DATA FOR PROCESSING

* * * * * * * * *

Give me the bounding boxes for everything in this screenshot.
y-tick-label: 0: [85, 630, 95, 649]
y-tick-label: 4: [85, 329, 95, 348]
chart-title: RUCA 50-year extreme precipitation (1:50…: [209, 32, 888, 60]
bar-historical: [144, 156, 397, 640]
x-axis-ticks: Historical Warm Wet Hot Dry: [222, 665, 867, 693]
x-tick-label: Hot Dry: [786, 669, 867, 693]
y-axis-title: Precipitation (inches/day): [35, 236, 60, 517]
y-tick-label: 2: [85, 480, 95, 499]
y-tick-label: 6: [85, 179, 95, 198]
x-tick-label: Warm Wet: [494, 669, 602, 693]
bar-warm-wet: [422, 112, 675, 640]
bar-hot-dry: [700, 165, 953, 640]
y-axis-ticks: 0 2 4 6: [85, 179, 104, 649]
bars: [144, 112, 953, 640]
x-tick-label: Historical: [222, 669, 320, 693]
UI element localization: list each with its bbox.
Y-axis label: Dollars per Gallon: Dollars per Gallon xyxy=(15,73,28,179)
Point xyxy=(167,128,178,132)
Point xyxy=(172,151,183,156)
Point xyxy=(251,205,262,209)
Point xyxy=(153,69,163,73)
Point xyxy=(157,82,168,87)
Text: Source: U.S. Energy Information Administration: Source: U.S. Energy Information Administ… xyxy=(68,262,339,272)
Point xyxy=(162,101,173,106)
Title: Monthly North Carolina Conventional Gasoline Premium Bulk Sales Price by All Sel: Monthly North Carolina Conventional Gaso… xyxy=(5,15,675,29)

* * * * * * * * *

Rewrite the records above line by line, replacing each occurrence of "Point" with "Marker" and leaving all other text unchanged.

SOLUTION TO THIS EXERCISE
Give me the bounding boxes for everything in this screenshot.
y-tick-label: 0: [85, 630, 95, 649]
y-tick-label: 4: [85, 329, 95, 348]
chart-title: RUCA 50-year extreme precipitation (1:50…: [209, 32, 888, 60]
bar-historical: [144, 156, 397, 640]
x-axis-ticks: Historical Warm Wet Hot Dry: [222, 665, 867, 693]
x-tick-label: Hot Dry: [786, 669, 867, 693]
y-axis-title: Precipitation (inches/day): [35, 236, 60, 517]
y-tick-label: 2: [85, 480, 95, 499]
y-tick-label: 6: [85, 179, 95, 198]
x-tick-label: Warm Wet: [494, 669, 602, 693]
bar-warm-wet: [422, 112, 675, 640]
bar-hot-dry: [700, 165, 953, 640]
y-axis-ticks: 0 2 4 6: [85, 179, 104, 649]
bars: [144, 112, 953, 640]
x-tick-label: Historical: [222, 669, 320, 693]
UI element localization: list each with its bbox.
Y-axis label: Dollars per Gallon: Dollars per Gallon xyxy=(15,73,28,179)
Marker xyxy=(167,128,178,132)
Marker xyxy=(172,151,183,156)
Marker xyxy=(251,205,262,209)
Marker xyxy=(153,69,163,73)
Marker xyxy=(157,82,168,87)
Text: Source: U.S. Energy Information Administration: Source: U.S. Energy Information Administ… xyxy=(68,262,339,272)
Marker xyxy=(162,101,173,106)
Title: Monthly North Carolina Conventional Gasoline Premium Bulk Sales Price by All Sel: Monthly North Carolina Conventional Gaso… xyxy=(5,15,675,29)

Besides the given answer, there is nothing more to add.